◆ WHAT YOU WILL DO
Track down each line that has the word "this" and copy it.

---------- GIVEN ENTRIES ----------

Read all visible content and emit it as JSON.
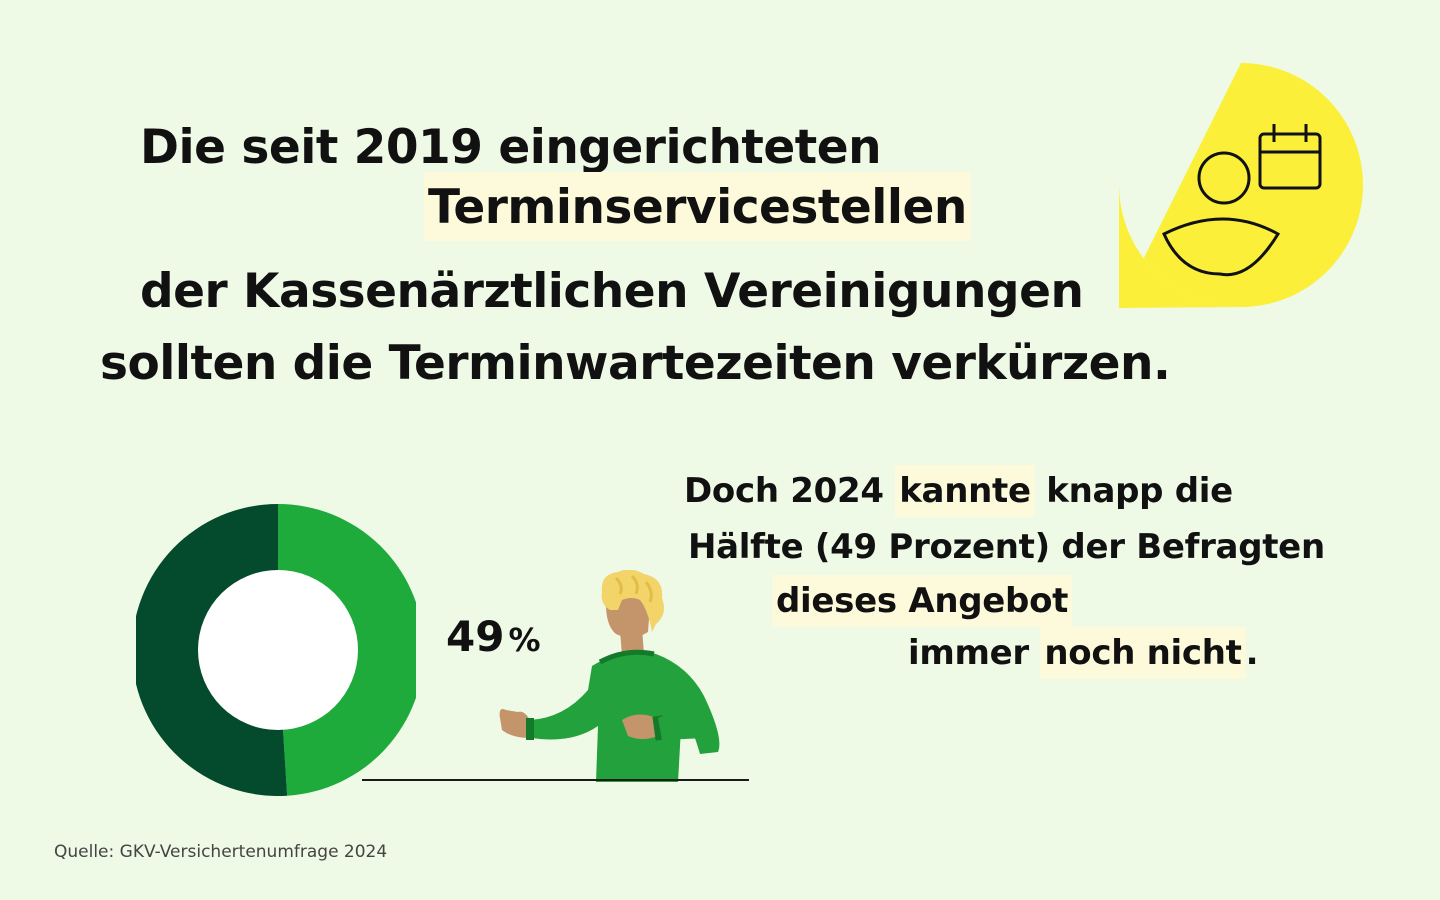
{
  "headline": {
    "line1": "Die seit 2019 eingerichteten",
    "line2_highlight": "Terminservicestellen",
    "line3": "der Kassenärztlichen Vereinigungen",
    "line4": "sollten die Terminwartezeiten verkürzen."
  },
  "body_text": {
    "l1_a": "Doch 2024 ",
    "l1_hl": "kannte",
    "l1_b": " knapp die",
    "l2": "Hälfte (49 Prozent) der Befragten",
    "l3_hl": "dieses Angebot",
    "l4_a": "immer ",
    "l4_hl": "noch nicht",
    "l4_b": "."
  },
  "percent_label": {
    "value": "49",
    "unit": "%"
  },
  "source": "Quelle: GKV-Versichertenumfrage 2024",
  "colors": {
    "background": "#eef9e6",
    "highlight": "#fdfadb",
    "bubble_yellow": "#fbef3a",
    "donut_light_green": "#1faa3c",
    "donut_dark_green": "#044a2d",
    "figure_shirt": "#23a13c",
    "figure_hair": "#f2d469",
    "figure_skin": "#c4956a"
  },
  "icons": [
    "person-calendar-icon",
    "person-figure-illustration"
  ],
  "chart_data": {
    "type": "pie",
    "variant": "donut",
    "values": [
      49,
      51
    ],
    "unit": "%",
    "highlighted_slice": 0,
    "data_label": "49 %"
  }
}
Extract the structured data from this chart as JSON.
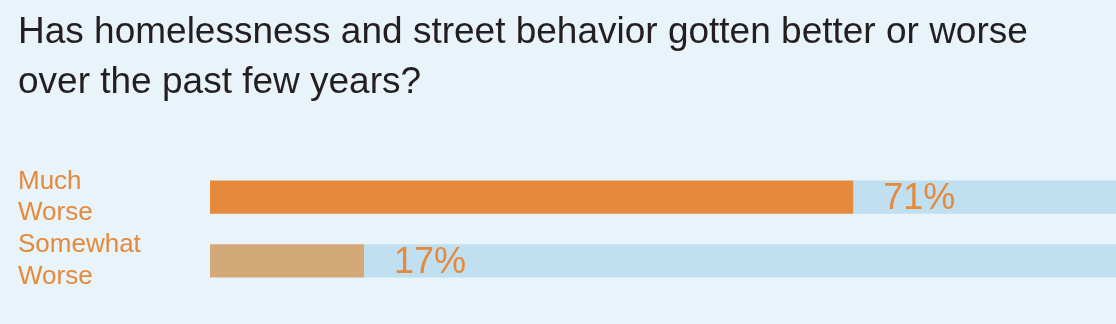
{
  "chart_data": {
    "type": "bar",
    "orientation": "horizontal",
    "stacked": true,
    "title": "Has homelessness and street behavior gotten better or worse over the past few years?",
    "categories": [
      "Much Worse",
      "Somewhat Worse"
    ],
    "xlim": [
      0,
      100
    ],
    "series": [
      {
        "colors": [
          "#e5893b",
          "#d4a97a"
        ],
        "values": [
          71,
          17
        ],
        "value_labels": [
          "71%",
          "17%"
        ]
      },
      {
        "color": "#c0e0f2",
        "values": [
          29,
          83
        ]
      }
    ],
    "legend": false
  }
}
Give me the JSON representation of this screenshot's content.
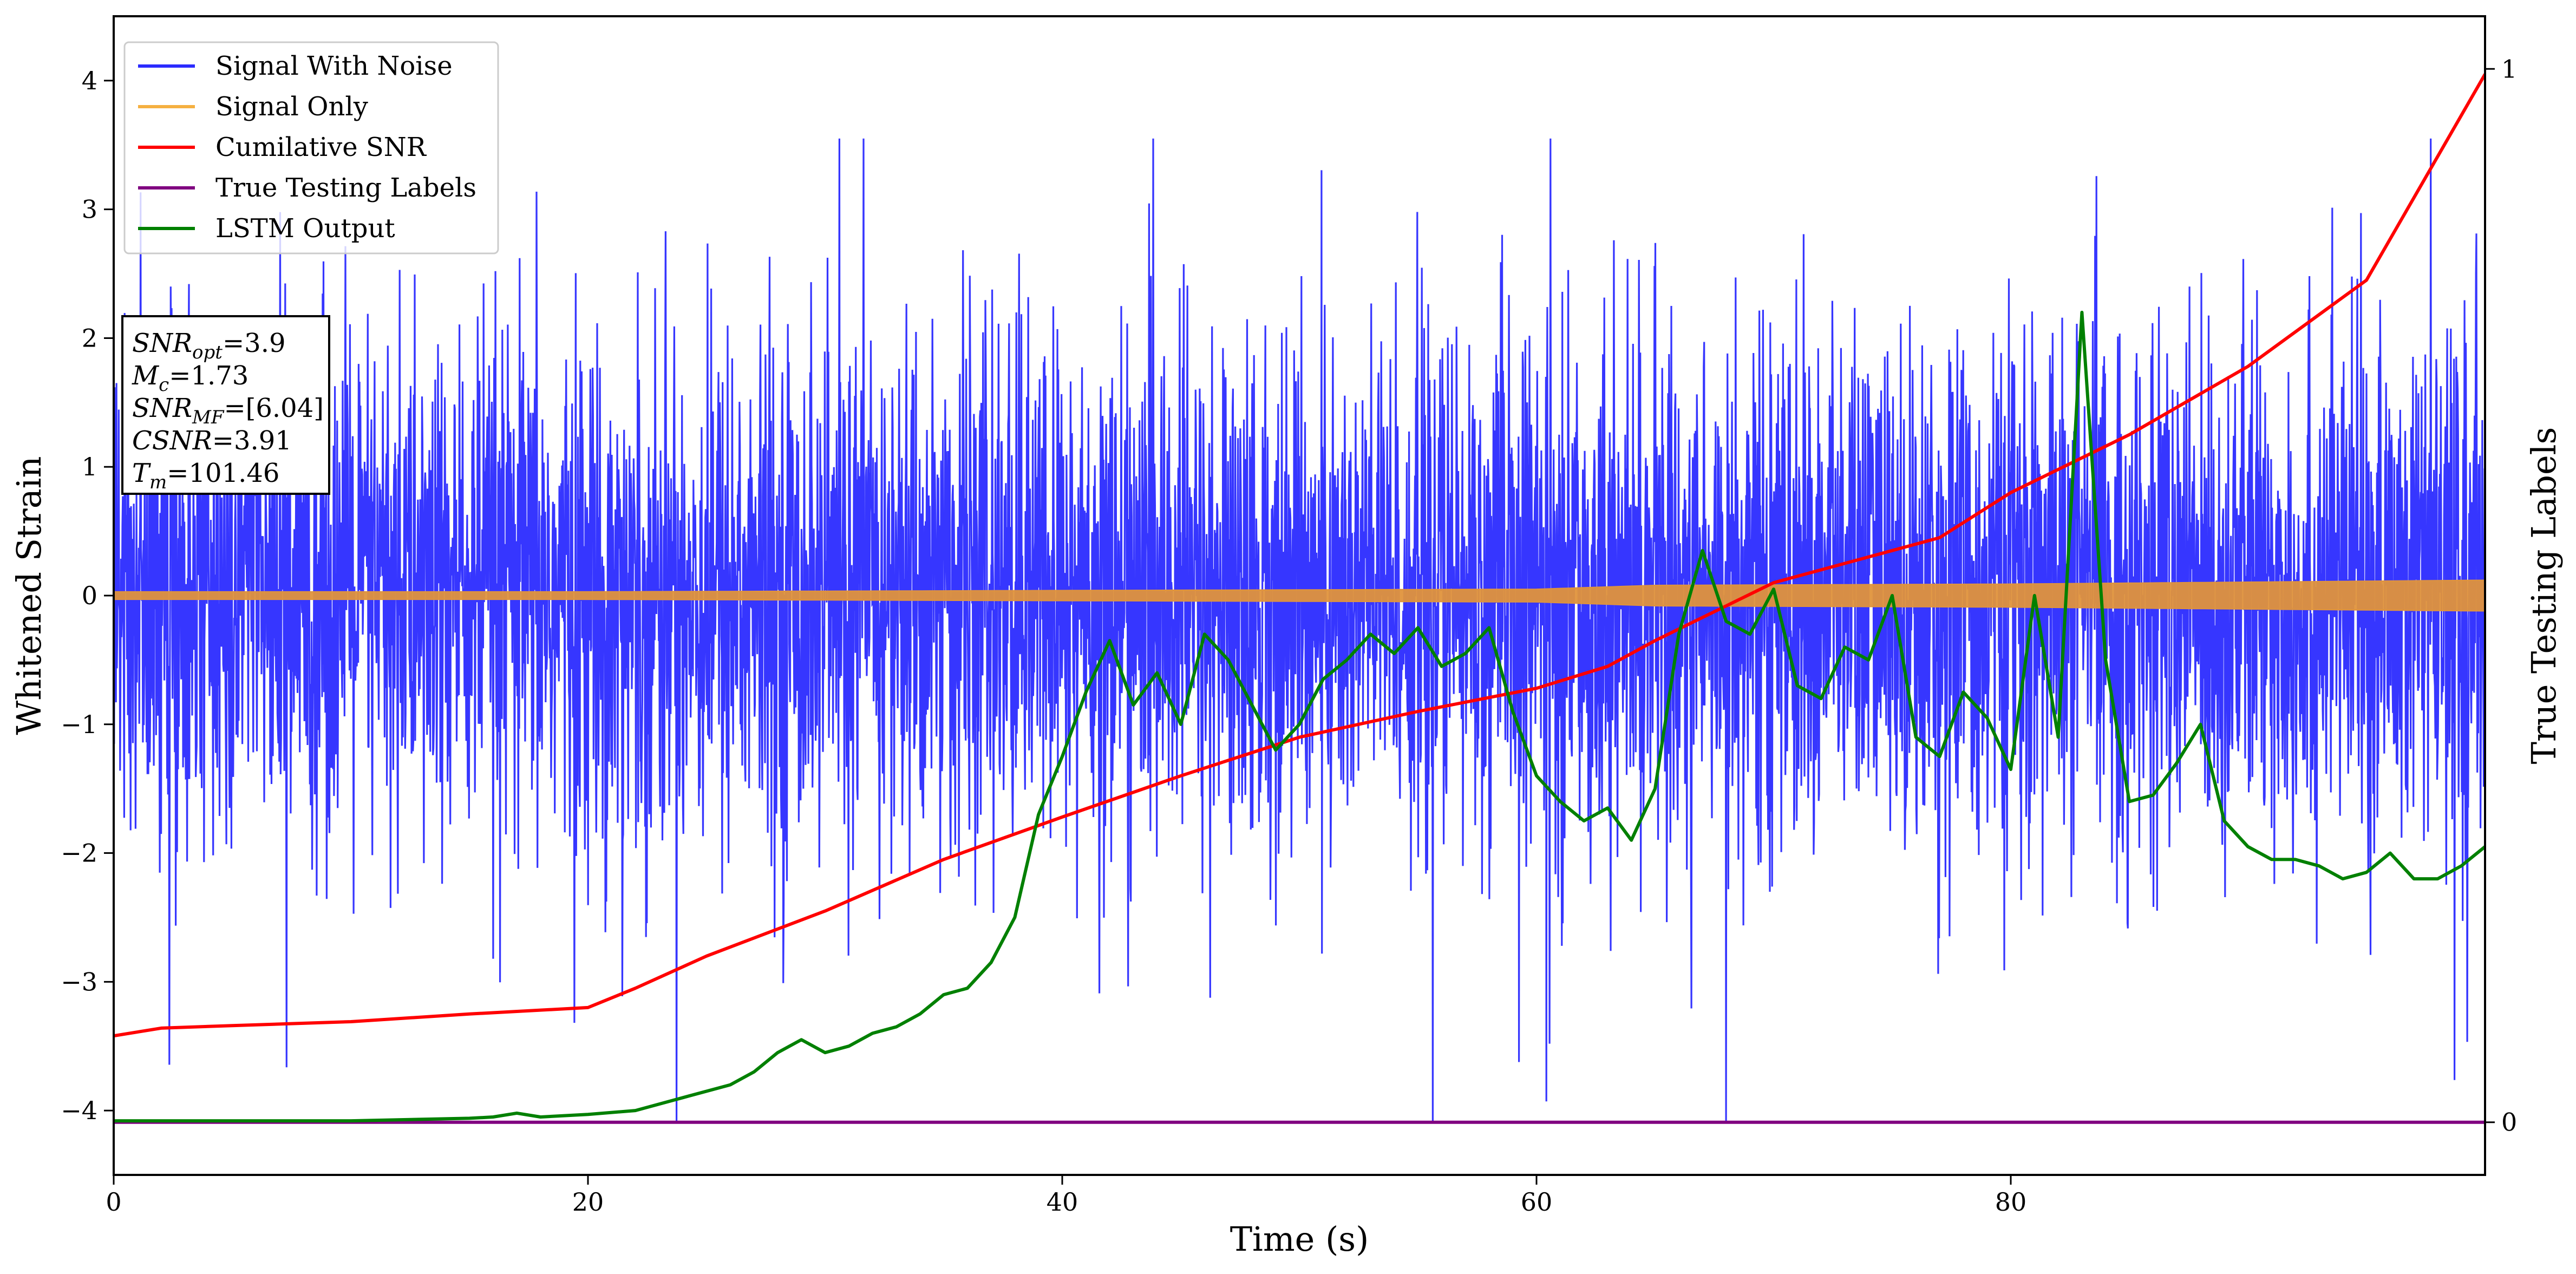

----------

◆ EXERCISE RESULT
Extract the structured data from this chart as JSON.
Give me the JSON representation of this screenshot's content.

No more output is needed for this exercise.